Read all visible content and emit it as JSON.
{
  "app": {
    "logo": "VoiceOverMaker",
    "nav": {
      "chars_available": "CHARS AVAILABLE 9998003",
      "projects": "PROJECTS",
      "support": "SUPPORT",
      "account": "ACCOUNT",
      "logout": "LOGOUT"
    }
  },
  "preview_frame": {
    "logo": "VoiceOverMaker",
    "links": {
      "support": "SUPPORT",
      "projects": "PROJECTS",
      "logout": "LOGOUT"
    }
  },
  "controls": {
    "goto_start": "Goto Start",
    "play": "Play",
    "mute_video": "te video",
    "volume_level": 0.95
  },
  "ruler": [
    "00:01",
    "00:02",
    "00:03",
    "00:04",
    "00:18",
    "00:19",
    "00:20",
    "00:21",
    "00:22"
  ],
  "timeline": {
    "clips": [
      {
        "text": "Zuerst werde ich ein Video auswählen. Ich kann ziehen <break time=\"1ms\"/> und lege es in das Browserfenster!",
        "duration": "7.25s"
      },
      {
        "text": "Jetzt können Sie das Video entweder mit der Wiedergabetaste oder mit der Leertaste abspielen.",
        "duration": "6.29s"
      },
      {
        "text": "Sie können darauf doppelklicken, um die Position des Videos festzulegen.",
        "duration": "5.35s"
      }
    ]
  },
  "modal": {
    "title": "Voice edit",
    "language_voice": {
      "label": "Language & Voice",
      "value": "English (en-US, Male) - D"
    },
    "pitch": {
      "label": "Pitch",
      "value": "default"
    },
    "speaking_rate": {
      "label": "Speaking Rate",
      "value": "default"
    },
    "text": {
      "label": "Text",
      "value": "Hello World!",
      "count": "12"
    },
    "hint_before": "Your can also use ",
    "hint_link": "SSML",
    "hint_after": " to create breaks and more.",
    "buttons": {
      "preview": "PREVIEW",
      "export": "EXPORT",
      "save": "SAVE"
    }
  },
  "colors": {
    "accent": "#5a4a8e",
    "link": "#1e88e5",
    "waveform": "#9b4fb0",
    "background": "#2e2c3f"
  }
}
::::::::
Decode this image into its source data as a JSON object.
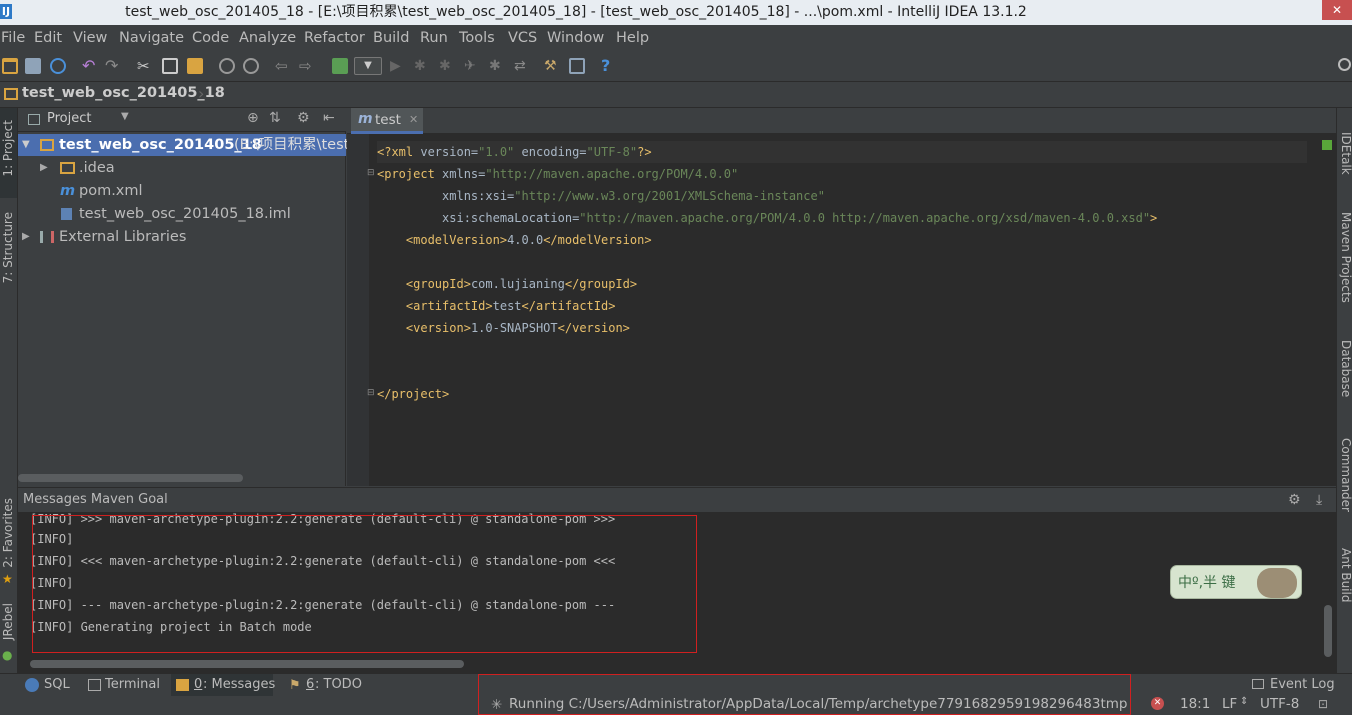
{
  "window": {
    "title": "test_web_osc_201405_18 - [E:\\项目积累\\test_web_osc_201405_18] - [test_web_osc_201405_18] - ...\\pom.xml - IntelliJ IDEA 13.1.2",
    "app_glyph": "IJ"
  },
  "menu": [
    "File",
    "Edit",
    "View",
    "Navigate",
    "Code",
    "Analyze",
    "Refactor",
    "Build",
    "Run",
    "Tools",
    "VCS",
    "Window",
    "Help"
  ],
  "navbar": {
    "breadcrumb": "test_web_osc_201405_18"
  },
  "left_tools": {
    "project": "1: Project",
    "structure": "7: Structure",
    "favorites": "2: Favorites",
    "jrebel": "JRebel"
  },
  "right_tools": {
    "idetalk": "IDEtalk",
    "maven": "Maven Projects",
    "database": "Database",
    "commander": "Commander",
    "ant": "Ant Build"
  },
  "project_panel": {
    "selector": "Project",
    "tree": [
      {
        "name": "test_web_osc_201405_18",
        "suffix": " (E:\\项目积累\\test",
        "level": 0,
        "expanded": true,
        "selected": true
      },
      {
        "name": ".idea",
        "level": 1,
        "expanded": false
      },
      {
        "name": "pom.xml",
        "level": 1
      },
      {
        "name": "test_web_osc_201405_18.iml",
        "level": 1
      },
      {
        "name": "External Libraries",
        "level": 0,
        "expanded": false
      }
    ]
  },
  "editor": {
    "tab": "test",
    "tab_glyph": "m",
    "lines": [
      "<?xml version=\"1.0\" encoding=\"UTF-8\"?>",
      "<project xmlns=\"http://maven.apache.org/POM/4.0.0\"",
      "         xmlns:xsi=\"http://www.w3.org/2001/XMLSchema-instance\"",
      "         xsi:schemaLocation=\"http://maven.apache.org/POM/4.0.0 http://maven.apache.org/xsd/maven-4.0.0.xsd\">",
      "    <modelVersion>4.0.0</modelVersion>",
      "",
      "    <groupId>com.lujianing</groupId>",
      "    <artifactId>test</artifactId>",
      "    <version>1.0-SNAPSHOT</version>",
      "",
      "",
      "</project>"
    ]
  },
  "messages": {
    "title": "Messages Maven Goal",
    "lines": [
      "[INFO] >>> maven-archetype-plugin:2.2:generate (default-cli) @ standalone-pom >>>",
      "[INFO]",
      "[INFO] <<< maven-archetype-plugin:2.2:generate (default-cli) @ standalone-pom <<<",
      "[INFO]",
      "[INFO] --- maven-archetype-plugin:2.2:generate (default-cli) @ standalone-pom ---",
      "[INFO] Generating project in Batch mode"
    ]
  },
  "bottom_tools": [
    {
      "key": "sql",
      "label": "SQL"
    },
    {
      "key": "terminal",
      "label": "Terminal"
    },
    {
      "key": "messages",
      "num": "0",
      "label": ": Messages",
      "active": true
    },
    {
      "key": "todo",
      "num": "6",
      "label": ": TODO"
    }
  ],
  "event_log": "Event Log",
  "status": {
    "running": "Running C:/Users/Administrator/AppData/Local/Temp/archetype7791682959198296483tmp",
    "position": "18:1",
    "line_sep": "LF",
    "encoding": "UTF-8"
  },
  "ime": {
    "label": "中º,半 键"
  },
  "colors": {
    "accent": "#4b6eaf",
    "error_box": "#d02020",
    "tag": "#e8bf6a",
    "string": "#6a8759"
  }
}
::::::::
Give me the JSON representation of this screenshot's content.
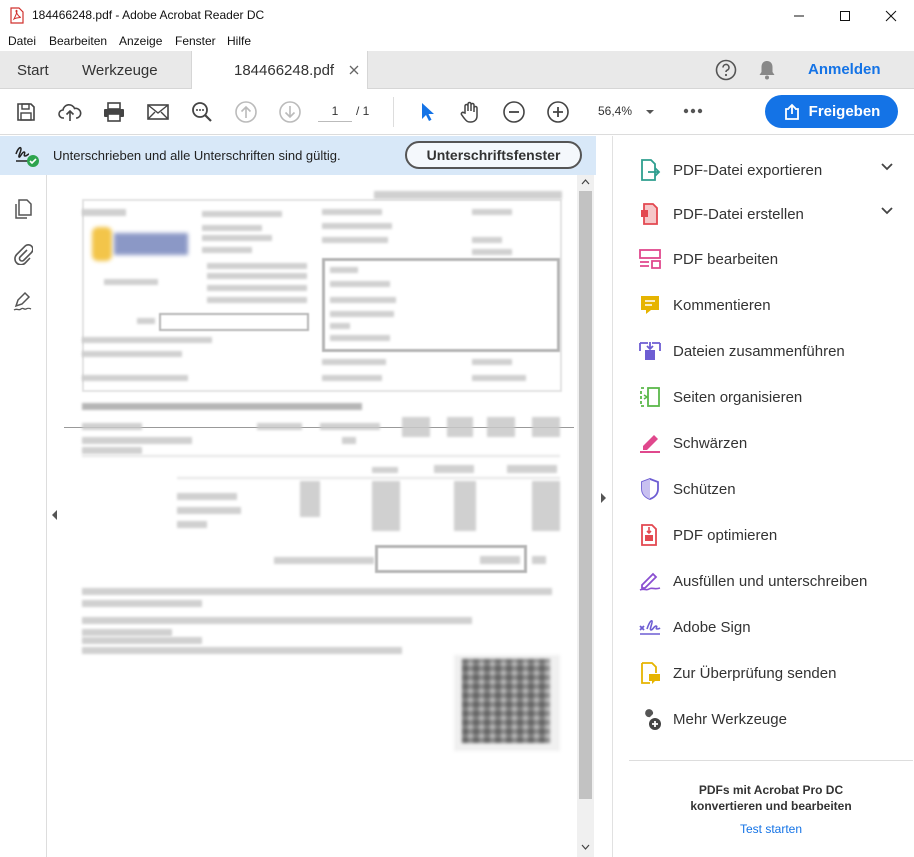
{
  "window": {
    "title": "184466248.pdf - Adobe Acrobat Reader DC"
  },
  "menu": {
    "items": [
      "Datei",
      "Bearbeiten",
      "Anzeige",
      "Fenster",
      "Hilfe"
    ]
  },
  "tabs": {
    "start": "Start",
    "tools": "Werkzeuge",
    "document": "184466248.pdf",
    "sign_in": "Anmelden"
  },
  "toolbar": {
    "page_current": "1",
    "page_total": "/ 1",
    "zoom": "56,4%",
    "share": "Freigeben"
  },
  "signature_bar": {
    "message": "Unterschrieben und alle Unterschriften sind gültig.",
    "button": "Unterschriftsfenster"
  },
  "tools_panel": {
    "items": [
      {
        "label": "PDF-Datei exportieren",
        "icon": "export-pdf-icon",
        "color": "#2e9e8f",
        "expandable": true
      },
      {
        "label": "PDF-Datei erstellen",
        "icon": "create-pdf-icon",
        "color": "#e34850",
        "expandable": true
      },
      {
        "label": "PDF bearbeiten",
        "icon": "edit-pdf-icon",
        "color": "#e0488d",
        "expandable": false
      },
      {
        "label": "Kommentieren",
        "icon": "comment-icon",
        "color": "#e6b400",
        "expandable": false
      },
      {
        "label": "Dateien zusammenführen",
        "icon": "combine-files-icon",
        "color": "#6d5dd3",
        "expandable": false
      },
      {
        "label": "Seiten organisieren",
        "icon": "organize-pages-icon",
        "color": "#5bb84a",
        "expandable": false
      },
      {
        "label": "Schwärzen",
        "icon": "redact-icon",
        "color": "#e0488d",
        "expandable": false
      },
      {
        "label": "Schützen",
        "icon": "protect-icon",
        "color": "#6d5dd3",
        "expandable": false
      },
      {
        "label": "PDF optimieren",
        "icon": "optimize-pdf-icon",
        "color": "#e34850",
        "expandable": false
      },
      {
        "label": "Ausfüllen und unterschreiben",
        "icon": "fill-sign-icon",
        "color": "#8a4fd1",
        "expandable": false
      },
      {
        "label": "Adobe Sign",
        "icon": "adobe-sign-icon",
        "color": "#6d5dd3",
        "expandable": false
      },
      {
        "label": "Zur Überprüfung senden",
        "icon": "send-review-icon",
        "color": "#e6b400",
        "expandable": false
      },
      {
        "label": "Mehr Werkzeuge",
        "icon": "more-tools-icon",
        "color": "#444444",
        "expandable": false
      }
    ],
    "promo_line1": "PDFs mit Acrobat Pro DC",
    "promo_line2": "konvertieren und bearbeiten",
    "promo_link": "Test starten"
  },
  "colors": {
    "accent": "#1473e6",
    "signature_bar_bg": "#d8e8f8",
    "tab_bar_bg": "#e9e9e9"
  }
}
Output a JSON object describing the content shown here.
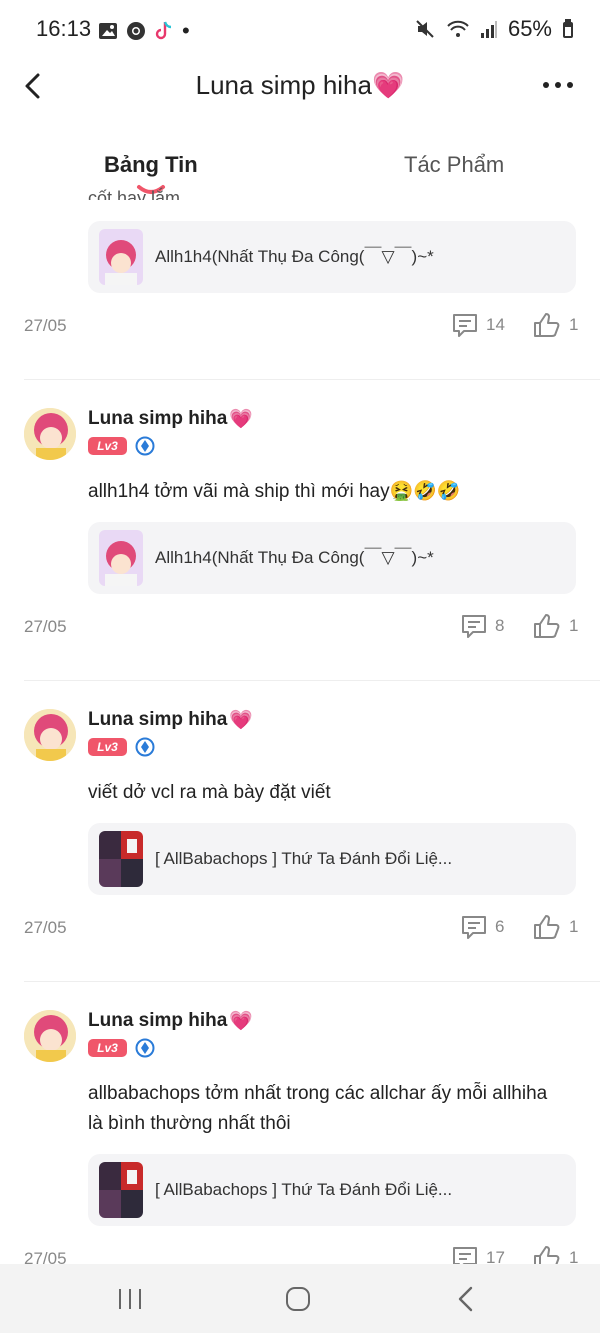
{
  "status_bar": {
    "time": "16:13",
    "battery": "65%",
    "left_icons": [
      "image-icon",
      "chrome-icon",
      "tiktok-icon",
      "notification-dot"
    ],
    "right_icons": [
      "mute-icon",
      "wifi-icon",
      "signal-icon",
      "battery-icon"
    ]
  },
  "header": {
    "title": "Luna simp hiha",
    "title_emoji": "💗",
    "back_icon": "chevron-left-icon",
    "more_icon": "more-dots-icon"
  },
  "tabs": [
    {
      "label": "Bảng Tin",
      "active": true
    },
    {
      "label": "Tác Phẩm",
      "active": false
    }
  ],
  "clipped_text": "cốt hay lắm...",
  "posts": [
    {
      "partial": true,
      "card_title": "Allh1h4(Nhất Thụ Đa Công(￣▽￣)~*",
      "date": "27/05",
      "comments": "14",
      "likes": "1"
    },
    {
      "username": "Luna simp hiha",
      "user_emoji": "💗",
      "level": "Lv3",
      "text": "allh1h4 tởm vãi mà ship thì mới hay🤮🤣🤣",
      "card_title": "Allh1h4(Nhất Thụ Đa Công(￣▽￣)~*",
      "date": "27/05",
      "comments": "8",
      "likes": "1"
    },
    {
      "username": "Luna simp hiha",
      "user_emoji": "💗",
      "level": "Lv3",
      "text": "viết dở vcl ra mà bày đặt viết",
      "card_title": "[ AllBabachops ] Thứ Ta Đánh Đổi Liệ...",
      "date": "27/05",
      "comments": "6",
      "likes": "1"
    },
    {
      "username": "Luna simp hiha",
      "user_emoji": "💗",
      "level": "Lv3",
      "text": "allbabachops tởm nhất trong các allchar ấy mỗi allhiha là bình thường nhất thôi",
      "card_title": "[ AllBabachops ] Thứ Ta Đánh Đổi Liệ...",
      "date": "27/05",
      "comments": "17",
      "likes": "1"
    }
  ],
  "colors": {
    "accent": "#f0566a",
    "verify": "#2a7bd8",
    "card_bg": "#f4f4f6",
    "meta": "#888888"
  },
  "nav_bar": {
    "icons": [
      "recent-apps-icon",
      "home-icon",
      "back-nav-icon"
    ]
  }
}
::::::::
DESCRIPTION OF THE TASK ▸ Find all the lines containing "accent" in the material, then copy them.

CORRECT OUTPUT ▸
    "accent": "#5a4a8e",
    "accent": "#4b6eaf",
    "accent": "#1473e6",
    "accent": "#f0566a",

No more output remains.